-- WRITTEN TASK --
Write out the material again word for word, dropping any images it holds.

-- EXTRACTED RECORDS --

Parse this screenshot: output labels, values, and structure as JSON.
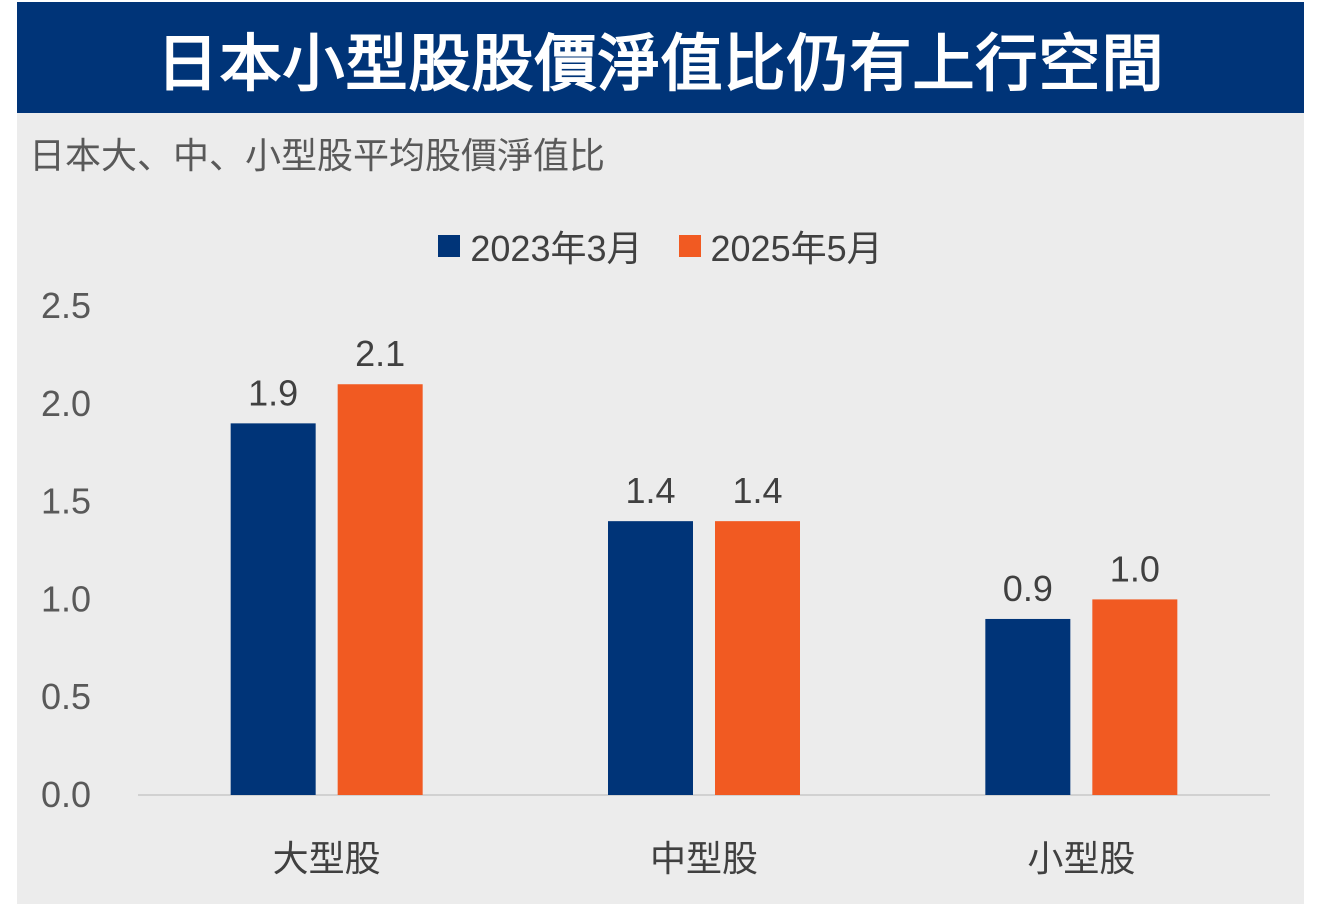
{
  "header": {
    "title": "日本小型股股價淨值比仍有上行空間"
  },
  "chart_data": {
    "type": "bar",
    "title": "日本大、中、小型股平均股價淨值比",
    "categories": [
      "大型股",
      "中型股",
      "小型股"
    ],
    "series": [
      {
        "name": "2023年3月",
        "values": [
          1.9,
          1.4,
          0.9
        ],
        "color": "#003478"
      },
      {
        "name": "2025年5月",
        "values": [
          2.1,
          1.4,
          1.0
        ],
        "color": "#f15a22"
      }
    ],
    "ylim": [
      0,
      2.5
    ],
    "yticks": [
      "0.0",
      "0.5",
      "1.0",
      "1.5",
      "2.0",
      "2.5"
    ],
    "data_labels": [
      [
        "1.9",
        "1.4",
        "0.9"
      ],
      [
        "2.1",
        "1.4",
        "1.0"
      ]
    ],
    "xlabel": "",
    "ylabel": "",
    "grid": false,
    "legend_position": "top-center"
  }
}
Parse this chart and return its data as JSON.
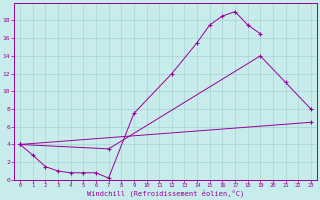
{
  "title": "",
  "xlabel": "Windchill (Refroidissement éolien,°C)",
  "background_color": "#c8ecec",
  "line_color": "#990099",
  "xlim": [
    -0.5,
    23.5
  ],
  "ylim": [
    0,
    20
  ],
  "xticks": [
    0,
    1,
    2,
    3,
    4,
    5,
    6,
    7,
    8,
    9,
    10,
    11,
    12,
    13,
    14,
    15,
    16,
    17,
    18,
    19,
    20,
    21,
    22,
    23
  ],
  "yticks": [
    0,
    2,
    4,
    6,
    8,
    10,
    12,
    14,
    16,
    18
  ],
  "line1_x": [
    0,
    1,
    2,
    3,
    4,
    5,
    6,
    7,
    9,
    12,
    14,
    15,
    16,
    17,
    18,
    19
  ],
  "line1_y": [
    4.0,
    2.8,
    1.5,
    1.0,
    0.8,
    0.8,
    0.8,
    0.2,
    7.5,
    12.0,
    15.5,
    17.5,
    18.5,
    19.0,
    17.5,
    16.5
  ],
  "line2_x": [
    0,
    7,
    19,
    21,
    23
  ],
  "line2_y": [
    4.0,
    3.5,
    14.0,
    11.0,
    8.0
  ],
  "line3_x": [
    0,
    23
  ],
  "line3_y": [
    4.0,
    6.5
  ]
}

-- PROBLEM SOLUTION --
Parse this screenshot: output labels, values, and structure as JSON.
{
  "header": {
    "title": "日本小型股股價淨值比仍有上行空間"
  },
  "chart_data": {
    "type": "bar",
    "title": "日本大、中、小型股平均股價淨值比",
    "categories": [
      "大型股",
      "中型股",
      "小型股"
    ],
    "series": [
      {
        "name": "2023年3月",
        "values": [
          1.9,
          1.4,
          0.9
        ],
        "color": "#003478"
      },
      {
        "name": "2025年5月",
        "values": [
          2.1,
          1.4,
          1.0
        ],
        "color": "#f15a22"
      }
    ],
    "ylim": [
      0,
      2.5
    ],
    "yticks": [
      "0.0",
      "0.5",
      "1.0",
      "1.5",
      "2.0",
      "2.5"
    ],
    "data_labels": [
      [
        "1.9",
        "1.4",
        "0.9"
      ],
      [
        "2.1",
        "1.4",
        "1.0"
      ]
    ],
    "xlabel": "",
    "ylabel": "",
    "grid": false,
    "legend_position": "top-center"
  }
}
Parse this chart and return its data as JSON.
{
  "title": "",
  "xlabel": "Windchill (Refroidissement éolien,°C)",
  "background_color": "#c8ecec",
  "line_color": "#990099",
  "xlim": [
    -0.5,
    23.5
  ],
  "ylim": [
    0,
    20
  ],
  "xticks": [
    0,
    1,
    2,
    3,
    4,
    5,
    6,
    7,
    8,
    9,
    10,
    11,
    12,
    13,
    14,
    15,
    16,
    17,
    18,
    19,
    20,
    21,
    22,
    23
  ],
  "yticks": [
    0,
    2,
    4,
    6,
    8,
    10,
    12,
    14,
    16,
    18
  ],
  "line1_x": [
    0,
    1,
    2,
    3,
    4,
    5,
    6,
    7,
    9,
    12,
    14,
    15,
    16,
    17,
    18,
    19
  ],
  "line1_y": [
    4.0,
    2.8,
    1.5,
    1.0,
    0.8,
    0.8,
    0.8,
    0.2,
    7.5,
    12.0,
    15.5,
    17.5,
    18.5,
    19.0,
    17.5,
    16.5
  ],
  "line2_x": [
    0,
    7,
    19,
    21,
    23
  ],
  "line2_y": [
    4.0,
    3.5,
    14.0,
    11.0,
    8.0
  ],
  "line3_x": [
    0,
    23
  ],
  "line3_y": [
    4.0,
    6.5
  ]
}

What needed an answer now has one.